* START DATASET ROWS *
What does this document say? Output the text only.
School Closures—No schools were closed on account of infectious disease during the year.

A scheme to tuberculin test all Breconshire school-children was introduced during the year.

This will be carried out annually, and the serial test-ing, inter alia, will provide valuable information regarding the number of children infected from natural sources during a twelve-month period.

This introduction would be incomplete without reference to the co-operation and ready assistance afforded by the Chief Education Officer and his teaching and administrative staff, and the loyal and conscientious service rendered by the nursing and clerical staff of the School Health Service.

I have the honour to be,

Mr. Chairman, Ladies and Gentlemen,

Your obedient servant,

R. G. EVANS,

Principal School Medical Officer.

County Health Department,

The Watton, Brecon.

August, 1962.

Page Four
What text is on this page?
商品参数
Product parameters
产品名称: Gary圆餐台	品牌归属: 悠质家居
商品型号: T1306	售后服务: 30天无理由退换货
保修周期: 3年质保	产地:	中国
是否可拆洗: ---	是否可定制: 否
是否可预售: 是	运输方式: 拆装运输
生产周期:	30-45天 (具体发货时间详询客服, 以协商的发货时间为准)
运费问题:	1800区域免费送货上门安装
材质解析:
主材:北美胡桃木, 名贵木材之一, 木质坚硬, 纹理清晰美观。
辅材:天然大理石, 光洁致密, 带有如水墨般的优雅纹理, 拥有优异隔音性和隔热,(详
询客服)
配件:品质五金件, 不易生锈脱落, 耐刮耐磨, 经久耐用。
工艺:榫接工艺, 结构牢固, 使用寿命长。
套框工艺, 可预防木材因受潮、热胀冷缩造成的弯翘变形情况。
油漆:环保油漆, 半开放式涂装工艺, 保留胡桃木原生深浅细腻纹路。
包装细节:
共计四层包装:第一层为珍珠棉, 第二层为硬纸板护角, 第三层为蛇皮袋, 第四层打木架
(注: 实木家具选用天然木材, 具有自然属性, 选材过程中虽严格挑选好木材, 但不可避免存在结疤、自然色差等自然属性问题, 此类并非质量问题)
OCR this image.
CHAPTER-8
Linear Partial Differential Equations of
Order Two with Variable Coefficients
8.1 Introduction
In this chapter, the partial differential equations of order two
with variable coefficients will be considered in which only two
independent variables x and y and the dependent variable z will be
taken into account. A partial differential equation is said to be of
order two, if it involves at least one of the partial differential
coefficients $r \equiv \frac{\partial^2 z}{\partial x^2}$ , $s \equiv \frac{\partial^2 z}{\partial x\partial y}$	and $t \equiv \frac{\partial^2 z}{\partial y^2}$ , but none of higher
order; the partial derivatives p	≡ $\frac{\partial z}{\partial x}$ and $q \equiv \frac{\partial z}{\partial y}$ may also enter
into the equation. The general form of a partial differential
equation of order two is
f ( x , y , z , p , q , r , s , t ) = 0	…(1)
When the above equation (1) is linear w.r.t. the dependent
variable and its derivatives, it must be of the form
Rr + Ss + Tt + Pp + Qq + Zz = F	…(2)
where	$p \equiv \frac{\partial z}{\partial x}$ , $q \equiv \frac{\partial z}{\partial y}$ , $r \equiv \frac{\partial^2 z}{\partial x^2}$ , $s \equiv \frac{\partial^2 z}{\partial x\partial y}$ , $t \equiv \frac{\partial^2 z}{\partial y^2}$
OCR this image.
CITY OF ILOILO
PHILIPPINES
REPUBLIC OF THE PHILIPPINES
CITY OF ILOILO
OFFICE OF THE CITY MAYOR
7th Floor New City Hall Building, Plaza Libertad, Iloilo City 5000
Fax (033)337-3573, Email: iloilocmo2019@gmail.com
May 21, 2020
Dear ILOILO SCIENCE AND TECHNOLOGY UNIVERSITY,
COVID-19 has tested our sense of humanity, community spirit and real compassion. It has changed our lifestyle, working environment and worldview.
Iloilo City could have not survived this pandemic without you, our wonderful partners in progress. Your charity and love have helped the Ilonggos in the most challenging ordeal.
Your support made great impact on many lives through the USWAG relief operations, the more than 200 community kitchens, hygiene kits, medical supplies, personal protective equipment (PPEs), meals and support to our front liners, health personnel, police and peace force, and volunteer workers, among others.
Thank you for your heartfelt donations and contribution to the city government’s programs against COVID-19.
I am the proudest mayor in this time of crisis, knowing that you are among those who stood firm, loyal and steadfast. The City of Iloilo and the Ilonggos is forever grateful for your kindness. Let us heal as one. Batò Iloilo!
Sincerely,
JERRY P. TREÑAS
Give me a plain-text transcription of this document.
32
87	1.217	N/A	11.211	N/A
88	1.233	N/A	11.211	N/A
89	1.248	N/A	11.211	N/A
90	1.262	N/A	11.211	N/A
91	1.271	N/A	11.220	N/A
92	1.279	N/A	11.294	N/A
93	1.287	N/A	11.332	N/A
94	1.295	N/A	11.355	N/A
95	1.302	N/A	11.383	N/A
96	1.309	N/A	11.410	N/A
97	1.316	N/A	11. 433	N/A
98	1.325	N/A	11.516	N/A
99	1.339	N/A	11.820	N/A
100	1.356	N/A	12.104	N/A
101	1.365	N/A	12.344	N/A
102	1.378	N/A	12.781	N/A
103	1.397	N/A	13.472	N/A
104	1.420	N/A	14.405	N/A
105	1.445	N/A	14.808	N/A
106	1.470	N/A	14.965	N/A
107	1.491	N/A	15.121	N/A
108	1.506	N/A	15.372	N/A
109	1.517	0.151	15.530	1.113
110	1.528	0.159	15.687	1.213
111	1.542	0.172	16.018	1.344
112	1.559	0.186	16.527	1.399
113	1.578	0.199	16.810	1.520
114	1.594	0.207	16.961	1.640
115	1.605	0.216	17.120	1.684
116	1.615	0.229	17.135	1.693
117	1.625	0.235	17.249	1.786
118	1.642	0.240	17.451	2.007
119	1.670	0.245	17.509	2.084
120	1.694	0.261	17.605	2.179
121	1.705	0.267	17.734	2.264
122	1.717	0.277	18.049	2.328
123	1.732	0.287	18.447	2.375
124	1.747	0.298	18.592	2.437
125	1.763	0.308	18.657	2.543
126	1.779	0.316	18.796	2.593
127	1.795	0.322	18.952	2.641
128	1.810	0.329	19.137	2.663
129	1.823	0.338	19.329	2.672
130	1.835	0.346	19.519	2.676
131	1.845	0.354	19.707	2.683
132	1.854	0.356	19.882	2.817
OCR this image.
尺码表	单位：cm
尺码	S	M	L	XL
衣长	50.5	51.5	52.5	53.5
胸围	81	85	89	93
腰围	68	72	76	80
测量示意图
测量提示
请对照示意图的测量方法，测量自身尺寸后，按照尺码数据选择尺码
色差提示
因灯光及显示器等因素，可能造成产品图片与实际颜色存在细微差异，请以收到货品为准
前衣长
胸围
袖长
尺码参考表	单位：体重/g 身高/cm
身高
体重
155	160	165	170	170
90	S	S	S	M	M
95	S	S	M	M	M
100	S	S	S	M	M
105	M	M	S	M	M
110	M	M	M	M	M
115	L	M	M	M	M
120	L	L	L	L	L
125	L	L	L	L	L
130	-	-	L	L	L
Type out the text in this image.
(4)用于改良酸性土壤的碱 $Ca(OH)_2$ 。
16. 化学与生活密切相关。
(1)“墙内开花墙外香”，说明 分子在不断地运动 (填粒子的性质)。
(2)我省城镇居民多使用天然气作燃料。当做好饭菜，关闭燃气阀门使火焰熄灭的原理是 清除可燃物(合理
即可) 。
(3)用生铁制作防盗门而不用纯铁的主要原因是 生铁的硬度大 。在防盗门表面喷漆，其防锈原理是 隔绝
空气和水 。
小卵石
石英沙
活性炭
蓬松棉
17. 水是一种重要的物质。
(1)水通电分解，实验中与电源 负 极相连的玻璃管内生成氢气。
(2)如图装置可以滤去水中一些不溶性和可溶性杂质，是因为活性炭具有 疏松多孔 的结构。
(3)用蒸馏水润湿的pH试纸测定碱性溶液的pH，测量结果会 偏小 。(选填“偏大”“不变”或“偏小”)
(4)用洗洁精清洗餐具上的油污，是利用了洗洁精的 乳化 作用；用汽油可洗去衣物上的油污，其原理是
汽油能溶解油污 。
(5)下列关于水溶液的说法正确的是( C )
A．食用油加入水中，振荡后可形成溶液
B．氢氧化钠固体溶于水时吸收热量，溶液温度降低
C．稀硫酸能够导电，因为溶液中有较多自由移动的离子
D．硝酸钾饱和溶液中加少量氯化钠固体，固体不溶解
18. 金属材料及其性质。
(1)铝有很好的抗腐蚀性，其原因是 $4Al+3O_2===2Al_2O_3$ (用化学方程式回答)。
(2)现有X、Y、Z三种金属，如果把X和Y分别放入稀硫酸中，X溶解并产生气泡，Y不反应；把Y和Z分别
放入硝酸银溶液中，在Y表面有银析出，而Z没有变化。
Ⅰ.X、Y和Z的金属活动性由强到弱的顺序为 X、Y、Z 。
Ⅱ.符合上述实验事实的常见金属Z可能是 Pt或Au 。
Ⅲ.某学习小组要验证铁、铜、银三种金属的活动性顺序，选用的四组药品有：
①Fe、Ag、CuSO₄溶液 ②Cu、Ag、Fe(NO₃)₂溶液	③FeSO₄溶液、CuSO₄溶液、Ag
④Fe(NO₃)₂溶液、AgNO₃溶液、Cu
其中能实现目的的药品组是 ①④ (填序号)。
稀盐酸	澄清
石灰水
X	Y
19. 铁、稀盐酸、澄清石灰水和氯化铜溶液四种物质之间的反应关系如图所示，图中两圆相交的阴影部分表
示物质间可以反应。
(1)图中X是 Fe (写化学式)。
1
* END DATASET ROWS *
**EXERCISE**:
Pull out every line from the one with "Type out the text in this image." to the end of the listing, and output only those.

**SOLUTION TO THIS PROBLEM**:
Type out the text in this image.
(4)用于改良酸性土壤的碱 $Ca(OH)_2$ 。
16. 化学与生活密切相关。
(1)“墙内开花墙外香”，说明 分子在不断地运动 (填粒子的性质)。
(2)我省城镇居民多使用天然气作燃料。当做好饭菜，关闭燃气阀门使火焰熄灭的原理是 清除可燃物(合理
即可) 。
(3)用生铁制作防盗门而不用纯铁的主要原因是 生铁的硬度大 。在防盗门表面喷漆，其防锈原理是 隔绝
空气和水 。
小卵石
石英沙
活性炭
蓬松棉
17. 水是一种重要的物质。
(1)水通电分解，实验中与电源 负 极相连的玻璃管内生成氢气。
(2)如图装置可以滤去水中一些不溶性和可溶性杂质，是因为活性炭具有 疏松多孔 的结构。
(3)用蒸馏水润湿的pH试纸测定碱性溶液的pH，测量结果会 偏小 。(选填“偏大”“不变”或“偏小”)
(4)用洗洁精清洗餐具上的油污，是利用了洗洁精的 乳化 作用；用汽油可洗去衣物上的油污，其原理是
汽油能溶解油污 。
(5)下列关于水溶液的说法正确的是( C )
A．食用油加入水中，振荡后可形成溶液
B．氢氧化钠固体溶于水时吸收热量，溶液温度降低
C．稀硫酸能够导电，因为溶液中有较多自由移动的离子
D．硝酸钾饱和溶液中加少量氯化钠固体，固体不溶解
18. 金属材料及其性质。
(1)铝有很好的抗腐蚀性，其原因是 $4Al+3O_2===2Al_2O_3$ (用化学方程式回答)。
(2)现有X、Y、Z三种金属，如果把X和Y分别放入稀硫酸中，X溶解并产生气泡，Y不反应；把Y和Z分别
放入硝酸银溶液中，在Y表面有银析出，而Z没有变化。
Ⅰ.X、Y和Z的金属活动性由强到弱的顺序为 X、Y、Z 。
Ⅱ.符合上述实验事实的常见金属Z可能是 Pt或Au 。
Ⅲ.某学习小组要验证铁、铜、银三种金属的活动性顺序，选用的四组药品有：
①Fe、Ag、CuSO₄溶液 ②Cu、Ag、Fe(NO₃)₂溶液	③FeSO₄溶液、CuSO₄溶液、Ag
④Fe(NO₃)₂溶液、AgNO₃溶液、Cu
其中能实现目的的药品组是 ①④ (填序号)。
稀盐酸	澄清
石灰水
X	Y
19. 铁、稀盐酸、澄清石灰水和氯化铜溶液四种物质之间的反应关系如图所示，图中两圆相交的阴影部分表
示物质间可以反应。
(1)图中X是 Fe (写化学式)。
1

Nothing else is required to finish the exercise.